=== Your assignment ===
For each record here, output an exact copy.

=== Data for this exercise ===
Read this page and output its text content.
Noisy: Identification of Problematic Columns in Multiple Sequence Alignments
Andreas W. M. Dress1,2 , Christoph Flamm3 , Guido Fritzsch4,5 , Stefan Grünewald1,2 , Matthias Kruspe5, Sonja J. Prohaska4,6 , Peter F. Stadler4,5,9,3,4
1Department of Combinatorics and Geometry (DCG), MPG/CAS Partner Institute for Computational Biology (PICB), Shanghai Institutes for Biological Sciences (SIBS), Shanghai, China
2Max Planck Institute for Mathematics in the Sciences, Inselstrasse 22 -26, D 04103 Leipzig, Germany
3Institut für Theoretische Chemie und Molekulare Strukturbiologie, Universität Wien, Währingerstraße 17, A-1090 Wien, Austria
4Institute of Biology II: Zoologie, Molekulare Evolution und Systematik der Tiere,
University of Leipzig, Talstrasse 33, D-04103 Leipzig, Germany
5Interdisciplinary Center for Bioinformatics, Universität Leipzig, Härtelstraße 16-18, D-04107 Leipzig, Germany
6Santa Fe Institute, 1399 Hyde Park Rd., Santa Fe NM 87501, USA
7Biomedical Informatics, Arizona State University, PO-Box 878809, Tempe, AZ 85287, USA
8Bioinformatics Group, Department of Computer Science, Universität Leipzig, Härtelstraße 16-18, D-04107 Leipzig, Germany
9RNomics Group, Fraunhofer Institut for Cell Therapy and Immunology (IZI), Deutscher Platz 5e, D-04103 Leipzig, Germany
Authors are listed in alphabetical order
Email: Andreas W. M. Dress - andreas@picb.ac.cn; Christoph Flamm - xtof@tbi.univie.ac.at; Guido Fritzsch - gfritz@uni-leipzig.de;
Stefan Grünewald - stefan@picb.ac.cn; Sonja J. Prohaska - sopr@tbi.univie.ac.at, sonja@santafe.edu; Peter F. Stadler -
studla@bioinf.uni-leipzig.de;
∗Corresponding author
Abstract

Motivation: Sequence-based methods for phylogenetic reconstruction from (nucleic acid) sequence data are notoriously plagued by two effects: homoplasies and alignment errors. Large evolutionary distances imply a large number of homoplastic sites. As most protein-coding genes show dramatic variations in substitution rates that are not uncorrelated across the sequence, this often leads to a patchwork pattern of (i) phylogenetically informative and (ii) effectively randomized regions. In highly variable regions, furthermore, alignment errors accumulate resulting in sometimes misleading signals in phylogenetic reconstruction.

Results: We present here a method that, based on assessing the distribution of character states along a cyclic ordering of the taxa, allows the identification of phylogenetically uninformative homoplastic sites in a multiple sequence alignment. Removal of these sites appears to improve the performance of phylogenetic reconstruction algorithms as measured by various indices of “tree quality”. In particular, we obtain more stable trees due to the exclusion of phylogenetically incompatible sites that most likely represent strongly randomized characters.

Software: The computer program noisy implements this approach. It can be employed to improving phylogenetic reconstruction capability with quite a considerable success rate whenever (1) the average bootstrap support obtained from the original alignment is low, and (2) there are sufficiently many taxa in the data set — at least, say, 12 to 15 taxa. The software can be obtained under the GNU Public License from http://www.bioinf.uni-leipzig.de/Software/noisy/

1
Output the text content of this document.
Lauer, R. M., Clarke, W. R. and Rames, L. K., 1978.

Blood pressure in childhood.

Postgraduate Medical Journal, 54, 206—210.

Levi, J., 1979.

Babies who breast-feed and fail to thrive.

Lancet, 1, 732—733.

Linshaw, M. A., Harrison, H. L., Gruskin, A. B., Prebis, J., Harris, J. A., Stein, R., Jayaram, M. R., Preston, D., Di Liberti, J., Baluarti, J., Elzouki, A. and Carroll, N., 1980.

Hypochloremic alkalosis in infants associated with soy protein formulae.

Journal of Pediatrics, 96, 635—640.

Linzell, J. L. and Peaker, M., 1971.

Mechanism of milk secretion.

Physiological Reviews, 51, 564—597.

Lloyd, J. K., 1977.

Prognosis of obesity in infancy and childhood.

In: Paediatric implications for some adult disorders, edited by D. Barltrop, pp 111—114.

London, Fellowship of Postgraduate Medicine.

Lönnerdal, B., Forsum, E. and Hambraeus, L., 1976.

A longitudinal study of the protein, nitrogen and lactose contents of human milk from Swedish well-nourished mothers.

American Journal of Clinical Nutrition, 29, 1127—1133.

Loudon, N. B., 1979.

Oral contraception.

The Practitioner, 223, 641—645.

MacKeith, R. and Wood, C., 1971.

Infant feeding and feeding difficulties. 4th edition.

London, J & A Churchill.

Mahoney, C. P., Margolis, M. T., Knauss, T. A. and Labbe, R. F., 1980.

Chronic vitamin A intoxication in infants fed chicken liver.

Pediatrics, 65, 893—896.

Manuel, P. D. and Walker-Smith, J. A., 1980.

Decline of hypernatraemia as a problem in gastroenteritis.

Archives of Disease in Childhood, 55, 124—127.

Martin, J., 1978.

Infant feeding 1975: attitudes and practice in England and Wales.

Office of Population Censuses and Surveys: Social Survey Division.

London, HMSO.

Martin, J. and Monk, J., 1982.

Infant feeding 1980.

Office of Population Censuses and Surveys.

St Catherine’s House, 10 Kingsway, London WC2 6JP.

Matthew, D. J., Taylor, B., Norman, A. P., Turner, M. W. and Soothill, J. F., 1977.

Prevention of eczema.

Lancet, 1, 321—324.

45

=== Reply ===
Read this page and output its text content.
Noisy: Identification of Problematic Columns in Multiple Sequence Alignments
Andreas W. M. Dress1,2 , Christoph Flamm3 , Guido Fritzsch4,5 , Stefan Grünewald1,2 , Matthias Kruspe5, Sonja J. Prohaska4,6 , Peter F. Stadler4,5,9,3,4
1Department of Combinatorics and Geometry (DCG), MPG/CAS Partner Institute for Computational Biology (PICB), Shanghai Institutes for Biological Sciences (SIBS), Shanghai, China
2Max Planck Institute for Mathematics in the Sciences, Inselstrasse 22 -26, D 04103 Leipzig, Germany
3Institut für Theoretische Chemie und Molekulare Strukturbiologie, Universität Wien, Währingerstraße 17, A-1090 Wien, Austria
4Institute of Biology II: Zoologie, Molekulare Evolution und Systematik der Tiere,
University of Leipzig, Talstrasse 33, D-04103 Leipzig, Germany
5Interdisciplinary Center for Bioinformatics, Universität Leipzig, Härtelstraße 16-18, D-04107 Leipzig, Germany
6Santa Fe Institute, 1399 Hyde Park Rd., Santa Fe NM 87501, USA
7Biomedical Informatics, Arizona State University, PO-Box 878809, Tempe, AZ 85287, USA
8Bioinformatics Group, Department of Computer Science, Universität Leipzig, Härtelstraße 16-18, D-04107 Leipzig, Germany
9RNomics Group, Fraunhofer Institut for Cell Therapy and Immunology (IZI), Deutscher Platz 5e, D-04103 Leipzig, Germany
Authors are listed in alphabetical order
Email: Andreas W. M. Dress - andreas@picb.ac.cn; Christoph Flamm - xtof@tbi.univie.ac.at; Guido Fritzsch - gfritz@uni-leipzig.de;
Stefan Grünewald - stefan@picb.ac.cn; Sonja J. Prohaska - sopr@tbi.univie.ac.at, sonja@santafe.edu; Peter F. Stadler -
studla@bioinf.uni-leipzig.de;
∗Corresponding author
Abstract

Motivation: Sequence-based methods for phylogenetic reconstruction from (nucleic acid) sequence data are notoriously plagued by two effects: homoplasies and alignment errors. Large evolutionary distances imply a large number of homoplastic sites. As most protein-coding genes show dramatic variations in substitution rates that are not uncorrelated across the sequence, this often leads to a patchwork pattern of (i) phylogenetically informative and (ii) effectively randomized regions. In highly variable regions, furthermore, alignment errors accumulate resulting in sometimes misleading signals in phylogenetic reconstruction.

Results: We present here a method that, based on assessing the distribution of character states along a cyclic ordering of the taxa, allows the identification of phylogenetically uninformative homoplastic sites in a multiple sequence alignment. Removal of these sites appears to improve the performance of phylogenetic reconstruction algorithms as measured by various indices of “tree quality”. In particular, we obtain more stable trees due to the exclusion of phylogenetically incompatible sites that most likely represent strongly randomized characters.

Software: The computer program noisy implements this approach. It can be employed to improving phylogenetic reconstruction capability with quite a considerable success rate whenever (1) the average bootstrap support obtained from the original alignment is low, and (2) there are sufficiently many taxa in the data set — at least, say, 12 to 15 taxa. The software can be obtained under the GNU Public License from http://www.bioinf.uni-leipzig.de/Software/noisy/

1
Output the text content of this document.
Lauer, R. M., Clarke, W. R. and Rames, L. K., 1978.

Blood pressure in childhood.

Postgraduate Medical Journal, 54, 206—210.

Levi, J., 1979.

Babies who breast-feed and fail to thrive.

Lancet, 1, 732—733.

Linshaw, M. A., Harrison, H. L., Gruskin, A. B., Prebis, J., Harris, J. A., Stein, R., Jayaram, M. R., Preston, D., Di Liberti, J., Baluarti, J., Elzouki, A. and Carroll, N., 1980.

Hypochloremic alkalosis in infants associated with soy protein formulae.

Journal of Pediatrics, 96, 635—640.

Linzell, J. L. and Peaker, M., 1971.

Mechanism of milk secretion.

Physiological Reviews, 51, 564—597.

Lloyd, J. K., 1977.

Prognosis of obesity in infancy and childhood.

In: Paediatric implications for some adult disorders, edited by D. Barltrop, pp 111—114.

London, Fellowship of Postgraduate Medicine.

Lönnerdal, B., Forsum, E. and Hambraeus, L., 1976.

A longitudinal study of the protein, nitrogen and lactose contents of human milk from Swedish well-nourished mothers.

American Journal of Clinical Nutrition, 29, 1127—1133.

Loudon, N. B., 1979.

Oral contraception.

The Practitioner, 223, 641—645.

MacKeith, R. and Wood, C., 1971.

Infant feeding and feeding difficulties. 4th edition.

London, J & A Churchill.

Mahoney, C. P., Margolis, M. T., Knauss, T. A. and Labbe, R. F., 1980.

Chronic vitamin A intoxication in infants fed chicken liver.

Pediatrics, 65, 893—896.

Manuel, P. D. and Walker-Smith, J. A., 1980.

Decline of hypernatraemia as a problem in gastroenteritis.

Archives of Disease in Childhood, 55, 124—127.

Martin, J., 1978.

Infant feeding 1975: attitudes and practice in England and Wales.

Office of Population Censuses and Surveys: Social Survey Division.

London, HMSO.

Martin, J. and Monk, J., 1982.

Infant feeding 1980.

Office of Population Censuses and Surveys.

St Catherine’s House, 10 Kingsway, London WC2 6JP.

Matthew, D. J., Taylor, B., Norman, A. P., Turner, M. W. and Soothill, J. F., 1977.

Prevention of eczema.

Lancet, 1, 321—324.

45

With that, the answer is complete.